[Dataset records]
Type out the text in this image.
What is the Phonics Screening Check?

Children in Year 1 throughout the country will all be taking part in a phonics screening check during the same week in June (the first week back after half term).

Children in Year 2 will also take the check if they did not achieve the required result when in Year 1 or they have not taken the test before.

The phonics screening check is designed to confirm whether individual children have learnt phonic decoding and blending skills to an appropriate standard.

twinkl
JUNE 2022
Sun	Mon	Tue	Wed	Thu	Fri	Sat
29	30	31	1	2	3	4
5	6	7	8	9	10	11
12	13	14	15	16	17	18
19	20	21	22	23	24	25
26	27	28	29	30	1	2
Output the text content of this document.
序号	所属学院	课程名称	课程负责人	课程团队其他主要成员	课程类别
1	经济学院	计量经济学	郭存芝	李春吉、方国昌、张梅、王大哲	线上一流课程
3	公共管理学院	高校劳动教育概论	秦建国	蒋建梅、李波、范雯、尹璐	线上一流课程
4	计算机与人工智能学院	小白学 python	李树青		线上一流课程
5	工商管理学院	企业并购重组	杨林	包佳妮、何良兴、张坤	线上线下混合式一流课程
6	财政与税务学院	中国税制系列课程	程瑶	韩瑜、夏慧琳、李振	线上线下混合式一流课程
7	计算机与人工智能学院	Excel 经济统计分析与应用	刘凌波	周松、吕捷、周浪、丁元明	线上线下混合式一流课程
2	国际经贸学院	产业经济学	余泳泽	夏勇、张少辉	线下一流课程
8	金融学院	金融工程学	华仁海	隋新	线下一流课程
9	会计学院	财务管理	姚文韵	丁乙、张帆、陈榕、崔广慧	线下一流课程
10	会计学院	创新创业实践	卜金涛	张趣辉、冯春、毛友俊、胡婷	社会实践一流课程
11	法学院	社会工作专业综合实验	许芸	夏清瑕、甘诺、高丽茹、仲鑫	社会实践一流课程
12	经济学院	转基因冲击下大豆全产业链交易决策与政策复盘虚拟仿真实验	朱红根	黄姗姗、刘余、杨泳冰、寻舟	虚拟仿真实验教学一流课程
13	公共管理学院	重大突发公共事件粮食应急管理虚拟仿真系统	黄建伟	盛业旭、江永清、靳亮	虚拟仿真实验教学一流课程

Your objective -> Reproduce the listing above exactly from the line containing "Output the text content of this document." through its last line, with both of those lines included.

Answer to this exercise ->
Output the text content of this document.
序号	所属学院	课程名称	课程负责人	课程团队其他主要成员	课程类别
1	经济学院	计量经济学	郭存芝	李春吉、方国昌、张梅、王大哲	线上一流课程
3	公共管理学院	高校劳动教育概论	秦建国	蒋建梅、李波、范雯、尹璐	线上一流课程
4	计算机与人工智能学院	小白学 python	李树青		线上一流课程
5	工商管理学院	企业并购重组	杨林	包佳妮、何良兴、张坤	线上线下混合式一流课程
6	财政与税务学院	中国税制系列课程	程瑶	韩瑜、夏慧琳、李振	线上线下混合式一流课程
7	计算机与人工智能学院	Excel 经济统计分析与应用	刘凌波	周松、吕捷、周浪、丁元明	线上线下混合式一流课程
2	国际经贸学院	产业经济学	余泳泽	夏勇、张少辉	线下一流课程
8	金融学院	金融工程学	华仁海	隋新	线下一流课程
9	会计学院	财务管理	姚文韵	丁乙、张帆、陈榕、崔广慧	线下一流课程
10	会计学院	创新创业实践	卜金涛	张趣辉、冯春、毛友俊、胡婷	社会实践一流课程
11	法学院	社会工作专业综合实验	许芸	夏清瑕、甘诺、高丽茹、仲鑫	社会实践一流课程
12	经济学院	转基因冲击下大豆全产业链交易决策与政策复盘虚拟仿真实验	朱红根	黄姗姗、刘余、杨泳冰、寻舟	虚拟仿真实验教学一流课程
13	公共管理学院	重大突发公共事件粮食应急管理虚拟仿真系统	黄建伟	盛业旭、江永清、靳亮	虚拟仿真实验教学一流课程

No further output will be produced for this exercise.